━━ THE RECORDS ━━
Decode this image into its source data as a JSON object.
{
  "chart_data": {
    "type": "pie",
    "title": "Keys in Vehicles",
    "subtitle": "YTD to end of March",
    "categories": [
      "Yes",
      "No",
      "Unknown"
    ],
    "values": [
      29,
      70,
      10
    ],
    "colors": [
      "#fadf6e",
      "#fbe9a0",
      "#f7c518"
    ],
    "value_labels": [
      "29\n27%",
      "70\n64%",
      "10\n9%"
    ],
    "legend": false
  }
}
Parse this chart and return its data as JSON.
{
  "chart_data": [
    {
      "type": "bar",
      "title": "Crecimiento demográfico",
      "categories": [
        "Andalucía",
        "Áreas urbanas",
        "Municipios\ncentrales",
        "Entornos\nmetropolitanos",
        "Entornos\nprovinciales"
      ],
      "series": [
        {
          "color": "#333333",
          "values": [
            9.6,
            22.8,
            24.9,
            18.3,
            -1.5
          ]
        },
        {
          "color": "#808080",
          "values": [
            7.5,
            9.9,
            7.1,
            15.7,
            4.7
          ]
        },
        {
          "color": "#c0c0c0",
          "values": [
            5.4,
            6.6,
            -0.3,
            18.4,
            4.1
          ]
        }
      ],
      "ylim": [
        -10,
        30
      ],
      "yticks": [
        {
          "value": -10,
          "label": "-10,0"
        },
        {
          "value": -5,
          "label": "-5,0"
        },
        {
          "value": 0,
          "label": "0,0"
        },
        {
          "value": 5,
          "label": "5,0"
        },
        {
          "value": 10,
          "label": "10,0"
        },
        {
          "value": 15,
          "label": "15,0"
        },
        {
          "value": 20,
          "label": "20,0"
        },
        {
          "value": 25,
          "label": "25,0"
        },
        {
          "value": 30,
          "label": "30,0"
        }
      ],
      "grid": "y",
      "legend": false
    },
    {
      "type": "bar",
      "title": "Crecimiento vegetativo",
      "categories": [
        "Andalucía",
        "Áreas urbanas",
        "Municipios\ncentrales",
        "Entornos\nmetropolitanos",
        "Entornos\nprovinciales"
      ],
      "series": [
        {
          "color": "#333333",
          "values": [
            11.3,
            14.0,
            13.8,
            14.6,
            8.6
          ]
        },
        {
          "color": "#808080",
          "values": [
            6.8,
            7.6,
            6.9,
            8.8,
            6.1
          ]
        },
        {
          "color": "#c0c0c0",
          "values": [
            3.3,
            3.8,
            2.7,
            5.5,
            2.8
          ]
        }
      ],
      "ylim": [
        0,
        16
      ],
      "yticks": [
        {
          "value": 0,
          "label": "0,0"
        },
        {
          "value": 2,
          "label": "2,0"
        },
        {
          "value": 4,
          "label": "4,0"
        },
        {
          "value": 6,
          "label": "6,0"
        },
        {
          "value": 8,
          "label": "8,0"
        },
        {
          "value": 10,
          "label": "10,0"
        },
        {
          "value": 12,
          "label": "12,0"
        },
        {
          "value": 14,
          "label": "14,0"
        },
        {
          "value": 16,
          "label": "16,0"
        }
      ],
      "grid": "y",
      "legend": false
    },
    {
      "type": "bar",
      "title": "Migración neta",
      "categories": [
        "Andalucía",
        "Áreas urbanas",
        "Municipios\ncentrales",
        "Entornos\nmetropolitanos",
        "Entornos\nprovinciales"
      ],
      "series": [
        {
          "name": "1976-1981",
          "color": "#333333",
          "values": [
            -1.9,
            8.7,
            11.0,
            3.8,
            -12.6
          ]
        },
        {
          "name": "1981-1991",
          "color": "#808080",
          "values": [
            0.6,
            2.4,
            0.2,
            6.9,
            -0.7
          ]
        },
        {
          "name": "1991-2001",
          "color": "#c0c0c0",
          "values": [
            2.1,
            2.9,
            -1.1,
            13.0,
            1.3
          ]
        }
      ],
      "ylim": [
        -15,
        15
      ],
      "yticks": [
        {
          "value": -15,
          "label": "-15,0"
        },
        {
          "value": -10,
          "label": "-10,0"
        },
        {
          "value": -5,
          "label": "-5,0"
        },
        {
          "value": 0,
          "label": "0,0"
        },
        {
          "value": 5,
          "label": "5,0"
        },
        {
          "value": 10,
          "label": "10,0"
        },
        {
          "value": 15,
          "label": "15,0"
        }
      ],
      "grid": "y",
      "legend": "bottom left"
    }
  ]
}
━━━
- [WHAT IS ASKED]: Write the material out again word for word.

- [SOLVED PROBLEM]:
Decode this image into its source data as a JSON object.
{
  "chart_data": {
    "type": "pie",
    "title": "Keys in Vehicles",
    "subtitle": "YTD to end of March",
    "categories": [
      "Yes",
      "No",
      "Unknown"
    ],
    "values": [
      29,
      70,
      10
    ],
    "colors": [
      "#fadf6e",
      "#fbe9a0",
      "#f7c518"
    ],
    "value_labels": [
      "29\n27%",
      "70\n64%",
      "10\n9%"
    ],
    "legend": false
  }
}
Parse this chart and return its data as JSON.
{
  "chart_data": [
    {
      "type": "bar",
      "title": "Crecimiento demográfico",
      "categories": [
        "Andalucía",
        "Áreas urbanas",
        "Municipios\ncentrales",
        "Entornos\nmetropolitanos",
        "Entornos\nprovinciales"
      ],
      "series": [
        {
          "color": "#333333",
          "values": [
            9.6,
            22.8,
            24.9,
            18.3,
            -1.5
          ]
        },
        {
          "color": "#808080",
          "values": [
            7.5,
            9.9,
            7.1,
            15.7,
            4.7
          ]
        },
        {
          "color": "#c0c0c0",
          "values": [
            5.4,
            6.6,
            -0.3,
            18.4,
            4.1
          ]
        }
      ],
      "ylim": [
        -10,
        30
      ],
      "yticks": [
        {
          "value": -10,
          "label": "-10,0"
        },
        {
          "value": -5,
          "label": "-5,0"
        },
        {
          "value": 0,
          "label": "0,0"
        },
        {
          "value": 5,
          "label": "5,0"
        },
        {
          "value": 10,
          "label": "10,0"
        },
        {
          "value": 15,
          "label": "15,0"
        },
        {
          "value": 20,
          "label": "20,0"
        },
        {
          "value": 25,
          "label": "25,0"
        },
        {
          "value": 30,
          "label": "30,0"
        }
      ],
      "grid": "y",
      "legend": false
    },
    {
      "type": "bar",
      "title": "Crecimiento vegetativo",
      "categories": [
        "Andalucía",
        "Áreas urbanas",
        "Municipios\ncentrales",
        "Entornos\nmetropolitanos",
        "Entornos\nprovinciales"
      ],
      "series": [
        {
          "color": "#333333",
          "values": [
            11.3,
            14.0,
            13.8,
            14.6,
            8.6
          ]
        },
        {
          "color": "#808080",
          "values": [
            6.8,
            7.6,
            6.9,
            8.8,
            6.1
          ]
        },
        {
          "color": "#c0c0c0",
          "values": [
            3.3,
            3.8,
            2.7,
            5.5,
            2.8
          ]
        }
      ],
      "ylim": [
        0,
        16
      ],
      "yticks": [
        {
          "value": 0,
          "label": "0,0"
        },
        {
          "value": 2,
          "label": "2,0"
        },
        {
          "value": 4,
          "label": "4,0"
        },
        {
          "value": 6,
          "label": "6,0"
        },
        {
          "value": 8,
          "label": "8,0"
        },
        {
          "value": 10,
          "label": "10,0"
        },
        {
          "value": 12,
          "label": "12,0"
        },
        {
          "value": 14,
          "label": "14,0"
        },
        {
          "value": 16,
          "label": "16,0"
        }
      ],
      "grid": "y",
      "legend": false
    },
    {
      "type": "bar",
      "title": "Migración neta",
      "categories": [
        "Andalucía",
        "Áreas urbanas",
        "Municipios\ncentrales",
        "Entornos\nmetropolitanos",
        "Entornos\nprovinciales"
      ],
      "series": [
        {
          "name": "1976-1981",
          "color": "#333333",
          "values": [
            -1.9,
            8.7,
            11.0,
            3.8,
            -12.6
          ]
        },
        {
          "name": "1981-1991",
          "color": "#808080",
          "values": [
            0.6,
            2.4,
            0.2,
            6.9,
            -0.7
          ]
        },
        {
          "name": "1991-2001",
          "color": "#c0c0c0",
          "values": [
            2.1,
            2.9,
            -1.1,
            13.0,
            1.3
          ]
        }
      ],
      "ylim": [
        -15,
        15
      ],
      "yticks": [
        {
          "value": -15,
          "label": "-15,0"
        },
        {
          "value": -10,
          "label": "-10,0"
        },
        {
          "value": -5,
          "label": "-5,0"
        },
        {
          "value": 0,
          "label": "0,0"
        },
        {
          "value": 5,
          "label": "5,0"
        },
        {
          "value": 10,
          "label": "10,0"
        },
        {
          "value": 15,
          "label": "15,0"
        }
      ],
      "grid": "y",
      "legend": "bottom left"
    }
  ]
}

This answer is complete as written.